[Start of Task material]

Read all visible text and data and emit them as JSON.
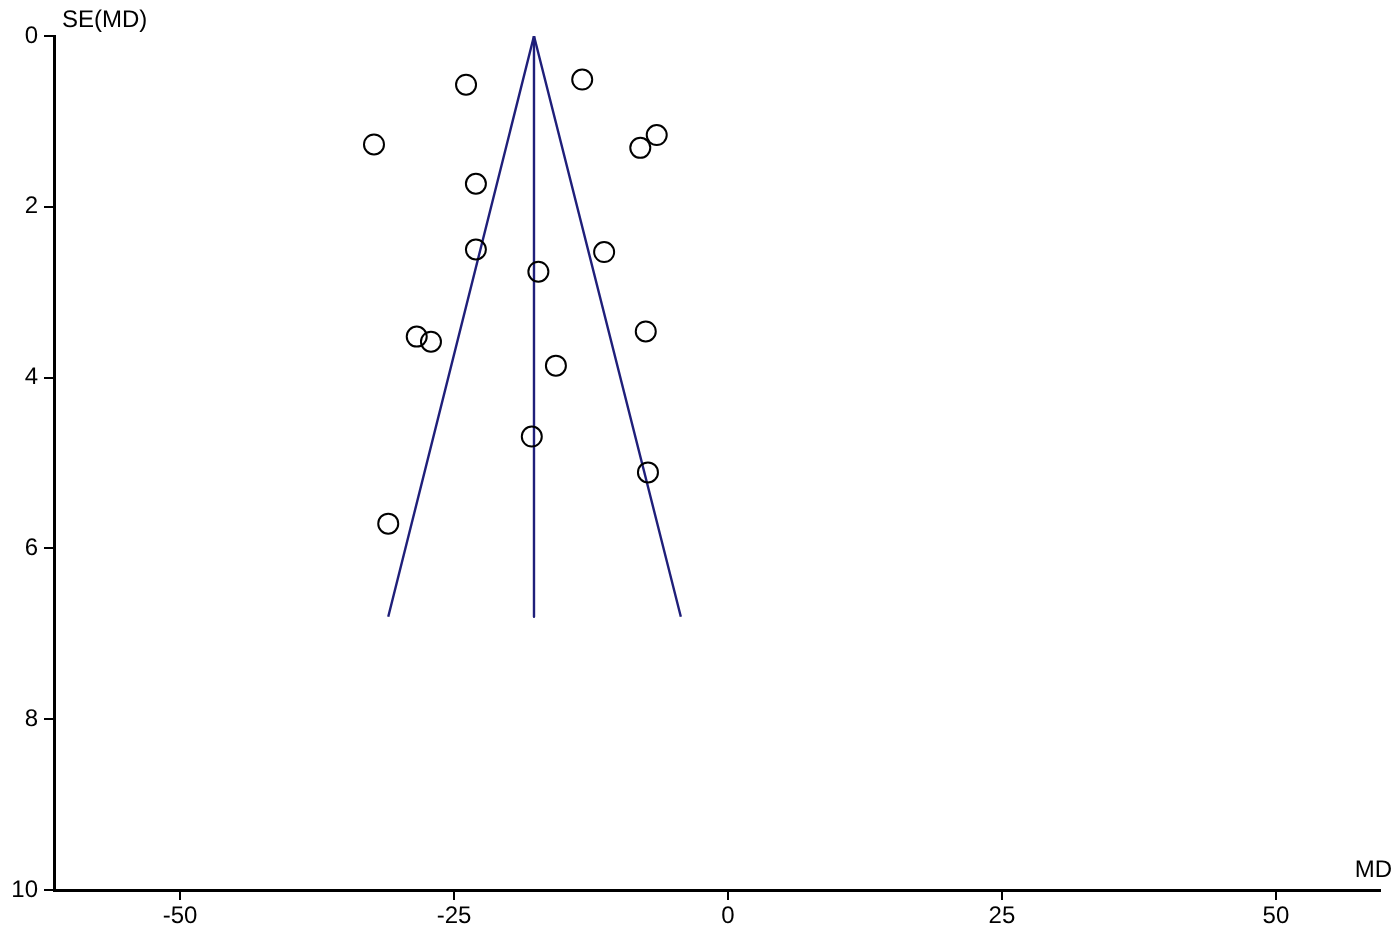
{
  "chart_data": {
    "type": "scatter",
    "xlabel": "MD",
    "ylabel": "SE(MD)",
    "xlim": [
      -61.5,
      59.5
    ],
    "xticks": [
      -50,
      -25,
      0,
      25,
      50
    ],
    "ylim": [
      10,
      0
    ],
    "yticks": [
      0,
      2,
      4,
      6,
      8,
      10
    ],
    "grid": false,
    "legend": false,
    "marker": "circle",
    "series": [
      {
        "type": "scatter",
        "color": "#000000",
        "x": [
          -23.9,
          -13.3,
          -32.3,
          -6.5,
          -8.0,
          -23.0,
          -23.0,
          -11.3,
          -17.3,
          -28.4,
          -27.1,
          -7.5,
          -15.7,
          -17.9,
          -7.3,
          -31.0
        ],
        "values": [
          0.57,
          0.51,
          1.27,
          1.16,
          1.31,
          1.73,
          2.5,
          2.53,
          2.76,
          3.52,
          3.58,
          3.46,
          3.86,
          4.69,
          5.11,
          5.71
        ]
      },
      {
        "type": "line",
        "color": "#1f1f7a",
        "marker": "none",
        "line_style": "solid",
        "x": [
          -31.0,
          -17.7,
          -4.3
        ],
        "values": [
          6.8,
          0,
          6.8
        ]
      },
      {
        "type": "line",
        "color": "#1f1f7a",
        "marker": "none",
        "line_style": "solid",
        "x": [
          -17.7,
          -17.7
        ],
        "values": [
          0,
          6.8
        ]
      }
    ]
  }
}
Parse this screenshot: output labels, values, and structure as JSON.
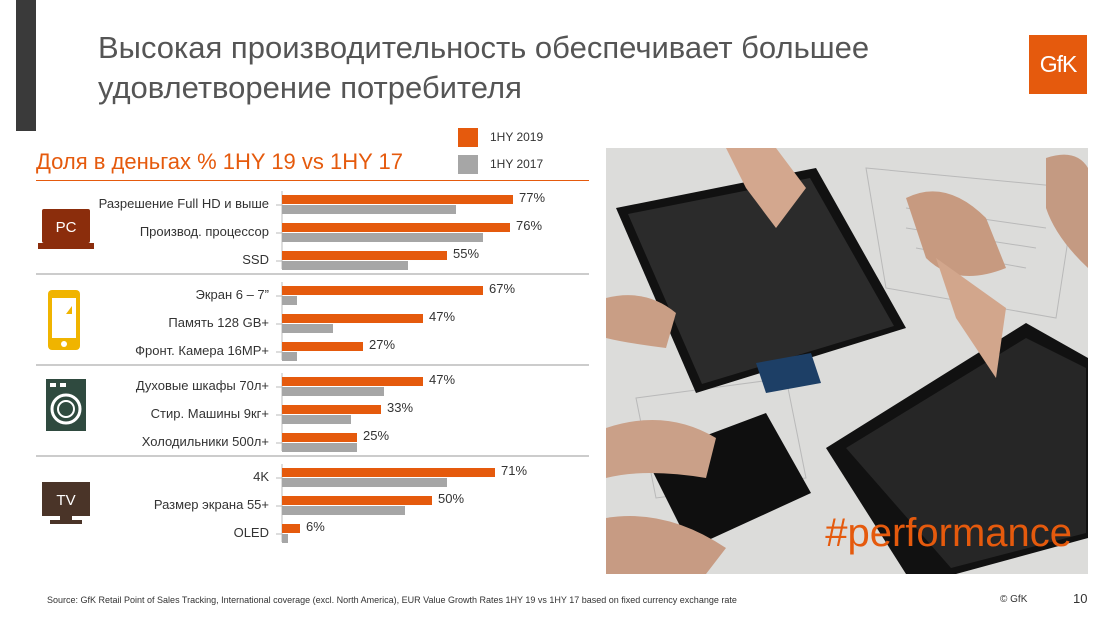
{
  "slide": {
    "title": "Высокая производительность  обеспечивает большее удовлетворение потребителя",
    "logo_text": "GfK",
    "hashtag": "#performance",
    "source": "Source: GfK Retail Point of Sales Tracking, International coverage (excl. North America), EUR Value Growth Rates 1HY 19 vs 1HY 17 based on fixed currency exchange rate",
    "copyright": "© GfK",
    "page_number": "10",
    "icons": {
      "pc": {
        "name": "laptop-icon",
        "label": "PC"
      },
      "phone": {
        "name": "smartphone-icon"
      },
      "washer": {
        "name": "washing-machine-icon"
      },
      "tv": {
        "name": "tv-icon",
        "label": "TV"
      }
    }
  },
  "colors": {
    "accent": "#e55a0d",
    "secondary": "#a6a6a6",
    "dark": "#3a3a3a"
  },
  "chart_data": {
    "type": "bar",
    "orientation": "horizontal",
    "title": "Доля в деньгах %  1HY 19 vs 1HY 17",
    "legend": [
      "1HY 2019",
      "1HY 2017"
    ],
    "groups": [
      {
        "icon": "pc",
        "categories": [
          "Разрешение Full HD и выше",
          "Производ. процессор",
          "SSD"
        ]
      },
      {
        "icon": "phone",
        "categories": [
          "Экран 6 – 7”",
          "Память 128 GB+",
          "Фронт. Камера 16MP+"
        ]
      },
      {
        "icon": "washer",
        "categories": [
          "Духовые шкафы 70л+",
          "Стир. Машины 9кг+",
          "Холодильники 500л+"
        ]
      },
      {
        "icon": "tv",
        "categories": [
          "4K",
          "Размер экрана 55+",
          "OLED"
        ]
      }
    ],
    "series": [
      {
        "name": "1HY 2019",
        "color": "#e55a0d",
        "values": [
          77,
          76,
          55,
          67,
          47,
          27,
          47,
          33,
          25,
          71,
          50,
          6
        ]
      },
      {
        "name": "1HY 2017",
        "color": "#a6a6a6",
        "values": [
          58,
          67,
          42,
          5,
          17,
          5,
          34,
          23,
          25,
          55,
          41,
          2
        ]
      }
    ],
    "value_labels": [
      "77%",
      "76%",
      "55%",
      "67%",
      "47%",
      "27%",
      "47%",
      "33%",
      "25%",
      "71%",
      "50%",
      "6%"
    ],
    "xlim": [
      0,
      100
    ],
    "grid": false
  }
}
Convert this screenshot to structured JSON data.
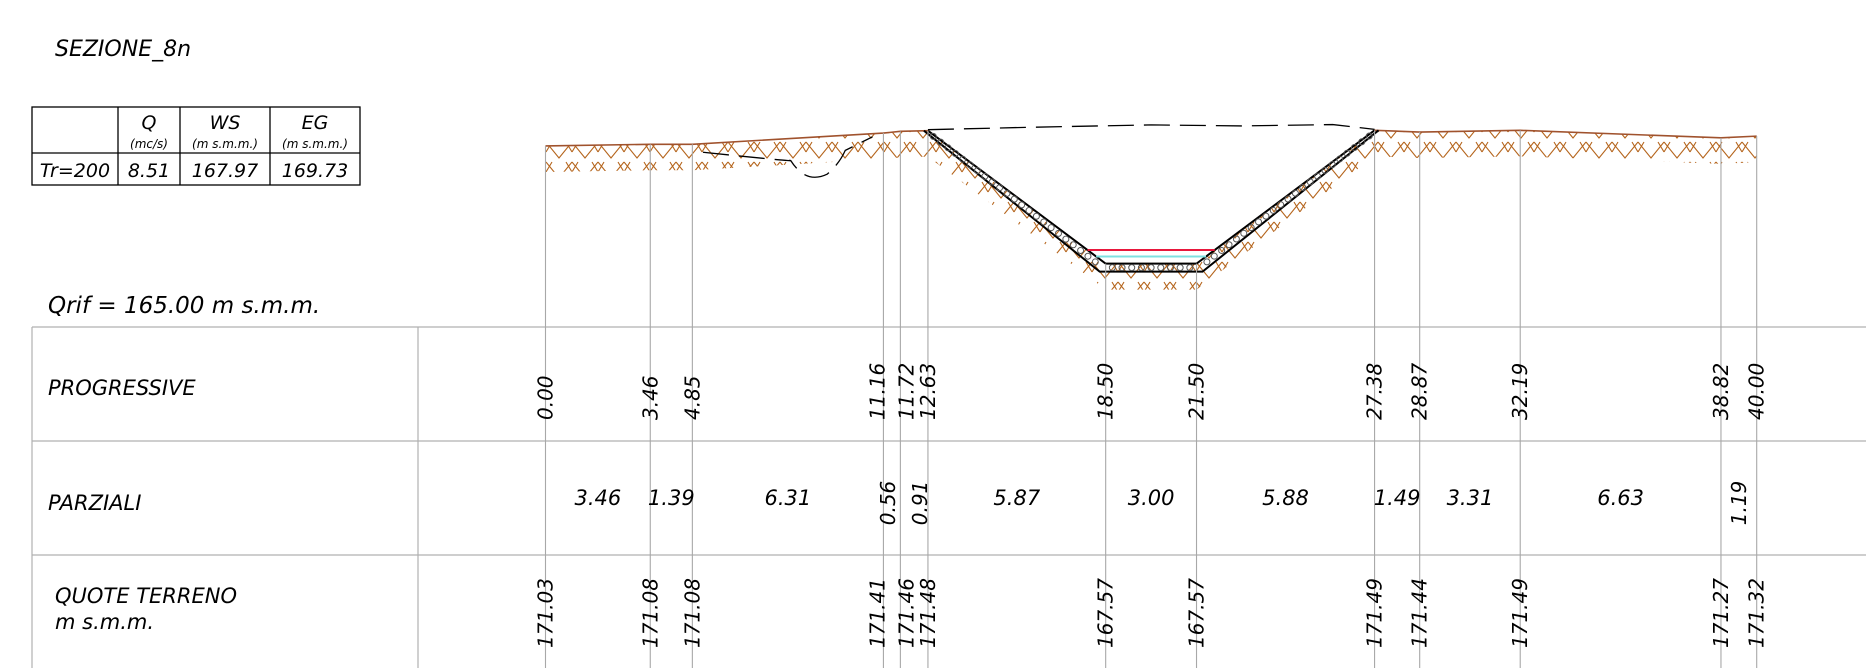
{
  "section_title": "SEZIONE_8n",
  "flow_table": {
    "columns": [
      {
        "label": "Q",
        "unit": "(mc/s)"
      },
      {
        "label": "WS",
        "unit": "(m s.m.m.)"
      },
      {
        "label": "EG",
        "unit": "(m s.m.m.)"
      }
    ],
    "rows": [
      {
        "label": "Tr=200",
        "q": "8.51",
        "ws": "167.97",
        "eg": "169.73"
      }
    ]
  },
  "reference_level": "Qrif = 165.00 m s.m.m.",
  "row_labels": {
    "progressive": "PROGRESSIVE",
    "parziali": "PARZIALI",
    "quote_line1": "QUOTE TERRENO",
    "quote_line2": "m s.m.m."
  },
  "colors": {
    "ground": "#a0522d",
    "hatch": "#b5651d",
    "water_surface_tr200": "#e8173c",
    "low_water": "#7fe0e0",
    "grid": "#b0b0b0"
  },
  "chart_data": {
    "type": "cross-section",
    "datum": 165.0,
    "water_surface": 167.97,
    "energy_grade": 169.73,
    "stations": [
      {
        "progressive": "0.00",
        "quota": "171.03",
        "x": 0.0,
        "z": 171.03
      },
      {
        "progressive": "3.46",
        "quota": "171.08",
        "x": 3.46,
        "z": 171.08
      },
      {
        "progressive": "4.85",
        "quota": "171.08",
        "x": 4.85,
        "z": 171.08
      },
      {
        "progressive": "11.16",
        "quota": "171.41",
        "x": 11.16,
        "z": 171.41
      },
      {
        "progressive": "11.72",
        "quota": "171.46",
        "x": 11.72,
        "z": 171.46
      },
      {
        "progressive": "12.63",
        "quota": "171.48",
        "x": 12.63,
        "z": 171.48
      },
      {
        "progressive": "18.50",
        "quota": "167.57",
        "x": 18.5,
        "z": 167.57
      },
      {
        "progressive": "21.50",
        "quota": "167.57",
        "x": 21.5,
        "z": 167.57
      },
      {
        "progressive": "27.38",
        "quota": "171.49",
        "x": 27.38,
        "z": 171.49
      },
      {
        "progressive": "28.87",
        "quota": "171.44",
        "x": 28.87,
        "z": 171.44
      },
      {
        "progressive": "32.19",
        "quota": "171.49",
        "x": 32.19,
        "z": 171.49
      },
      {
        "progressive": "38.82",
        "quota": "171.27",
        "x": 38.82,
        "z": 171.27
      },
      {
        "progressive": "40.00",
        "quota": "171.32",
        "x": 40.0,
        "z": 171.32
      }
    ],
    "partials": [
      "3.46",
      "1.39",
      "6.31",
      "0.56",
      "0.91",
      "5.87",
      "3.00",
      "5.88",
      "1.49",
      "3.31",
      "6.63",
      "1.19"
    ]
  }
}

[End of Task material]

● **Challenge**: Copy each line exactly, and leave the pictures out of your copy.

● **Task output**:
Read all visible text and data and emit them as JSON.
{
  "chart_data": {
    "type": "scatter",
    "xlabel": "MD",
    "ylabel": "SE(MD)",
    "xlim": [
      -61.5,
      59.5
    ],
    "xticks": [
      -50,
      -25,
      0,
      25,
      50
    ],
    "ylim": [
      10,
      0
    ],
    "yticks": [
      0,
      2,
      4,
      6,
      8,
      10
    ],
    "grid": false,
    "legend": false,
    "marker": "circle",
    "series": [
      {
        "type": "scatter",
        "color": "#000000",
        "x": [
          -23.9,
          -13.3,
          -32.3,
          -6.5,
          -8.0,
          -23.0,
          -23.0,
          -11.3,
          -17.3,
          -28.4,
          -27.1,
          -7.5,
          -15.7,
          -17.9,
          -7.3,
          -31.0
        ],
        "values": [
          0.57,
          0.51,
          1.27,
          1.16,
          1.31,
          1.73,
          2.5,
          2.53,
          2.76,
          3.52,
          3.58,
          3.46,
          3.86,
          4.69,
          5.11,
          5.71
        ]
      },
      {
        "type": "line",
        "color": "#1f1f7a",
        "marker": "none",
        "line_style": "solid",
        "x": [
          -31.0,
          -17.7,
          -4.3
        ],
        "values": [
          6.8,
          0,
          6.8
        ]
      },
      {
        "type": "line",
        "color": "#1f1f7a",
        "marker": "none",
        "line_style": "solid",
        "x": [
          -17.7,
          -17.7
        ],
        "values": [
          0,
          6.8
        ]
      }
    ]
  }
}
Parse this screenshot: output labels, values, and structure as JSON.
{
  "slide": {
    "title": "Высокая производительность  обеспечивает большее удовлетворение потребителя",
    "logo_text": "GfK",
    "hashtag": "#performance",
    "source": "Source: GfK Retail Point of Sales Tracking, International coverage (excl. North America), EUR Value Growth Rates 1HY 19 vs 1HY 17 based on fixed currency exchange rate",
    "copyright": "© GfK",
    "page_number": "10",
    "icons": {
      "pc": {
        "name": "laptop-icon",
        "label": "PC"
      },
      "phone": {
        "name": "smartphone-icon"
      },
      "washer": {
        "name": "washing-machine-icon"
      },
      "tv": {
        "name": "tv-icon",
        "label": "TV"
      }
    }
  },
  "colors": {
    "accent": "#e55a0d",
    "secondary": "#a6a6a6",
    "dark": "#3a3a3a"
  },
  "chart_data": {
    "type": "bar",
    "orientation": "horizontal",
    "title": "Доля в деньгах %  1HY 19 vs 1HY 17",
    "legend": [
      "1HY 2019",
      "1HY 2017"
    ],
    "groups": [
      {
        "icon": "pc",
        "categories": [
          "Разрешение Full HD и выше",
          "Производ. процессор",
          "SSD"
        ]
      },
      {
        "icon": "phone",
        "categories": [
          "Экран 6 – 7”",
          "Память 128 GB+",
          "Фронт. Камера 16MP+"
        ]
      },
      {
        "icon": "washer",
        "categories": [
          "Духовые шкафы 70л+",
          "Стир. Машины 9кг+",
          "Холодильники 500л+"
        ]
      },
      {
        "icon": "tv",
        "categories": [
          "4K",
          "Размер экрана 55+",
          "OLED"
        ]
      }
    ],
    "series": [
      {
        "name": "1HY 2019",
        "color": "#e55a0d",
        "values": [
          77,
          76,
          55,
          67,
          47,
          27,
          47,
          33,
          25,
          71,
          50,
          6
        ]
      },
      {
        "name": "1HY 2017",
        "color": "#a6a6a6",
        "values": [
          58,
          67,
          42,
          5,
          17,
          5,
          34,
          23,
          25,
          55,
          41,
          2
        ]
      }
    ],
    "value_labels": [
      "77%",
      "76%",
      "55%",
      "67%",
      "47%",
      "27%",
      "47%",
      "33%",
      "25%",
      "71%",
      "50%",
      "6%"
    ],
    "xlim": [
      0,
      100
    ],
    "grid": false
  }
}
Convert this screenshot to structured JSON data.
{
  "section_title": "SEZIONE_8n",
  "flow_table": {
    "columns": [
      {
        "label": "Q",
        "unit": "(mc/s)"
      },
      {
        "label": "WS",
        "unit": "(m s.m.m.)"
      },
      {
        "label": "EG",
        "unit": "(m s.m.m.)"
      }
    ],
    "rows": [
      {
        "label": "Tr=200",
        "q": "8.51",
        "ws": "167.97",
        "eg": "169.73"
      }
    ]
  },
  "reference_level": "Qrif = 165.00 m s.m.m.",
  "row_labels": {
    "progressive": "PROGRESSIVE",
    "parziali": "PARZIALI",
    "quote_line1": "QUOTE TERRENO",
    "quote_line2": "m s.m.m."
  },
  "colors": {
    "ground": "#a0522d",
    "hatch": "#b5651d",
    "water_surface_tr200": "#e8173c",
    "low_water": "#7fe0e0",
    "grid": "#b0b0b0"
  },
  "chart_data": {
    "type": "cross-section",
    "datum": 165.0,
    "water_surface": 167.97,
    "energy_grade": 169.73,
    "stations": [
      {
        "progressive": "0.00",
        "quota": "171.03",
        "x": 0.0,
        "z": 171.03
      },
      {
        "progressive": "3.46",
        "quota": "171.08",
        "x": 3.46,
        "z": 171.08
      },
      {
        "progressive": "4.85",
        "quota": "171.08",
        "x": 4.85,
        "z": 171.08
      },
      {
        "progressive": "11.16",
        "quota": "171.41",
        "x": 11.16,
        "z": 171.41
      },
      {
        "progressive": "11.72",
        "quota": "171.46",
        "x": 11.72,
        "z": 171.46
      },
      {
        "progressive": "12.63",
        "quota": "171.48",
        "x": 12.63,
        "z": 171.48
      },
      {
        "progressive": "18.50",
        "quota": "167.57",
        "x": 18.5,
        "z": 167.57
      },
      {
        "progressive": "21.50",
        "quota": "167.57",
        "x": 21.5,
        "z": 167.57
      },
      {
        "progressive": "27.38",
        "quota": "171.49",
        "x": 27.38,
        "z": 171.49
      },
      {
        "progressive": "28.87",
        "quota": "171.44",
        "x": 28.87,
        "z": 171.44
      },
      {
        "progressive": "32.19",
        "quota": "171.49",
        "x": 32.19,
        "z": 171.49
      },
      {
        "progressive": "38.82",
        "quota": "171.27",
        "x": 38.82,
        "z": 171.27
      },
      {
        "progressive": "40.00",
        "quota": "171.32",
        "x": 40.0,
        "z": 171.32
      }
    ],
    "partials": [
      "3.46",
      "1.39",
      "6.31",
      "0.56",
      "0.91",
      "5.87",
      "3.00",
      "5.88",
      "1.49",
      "3.31",
      "6.63",
      "1.19"
    ]
  }
}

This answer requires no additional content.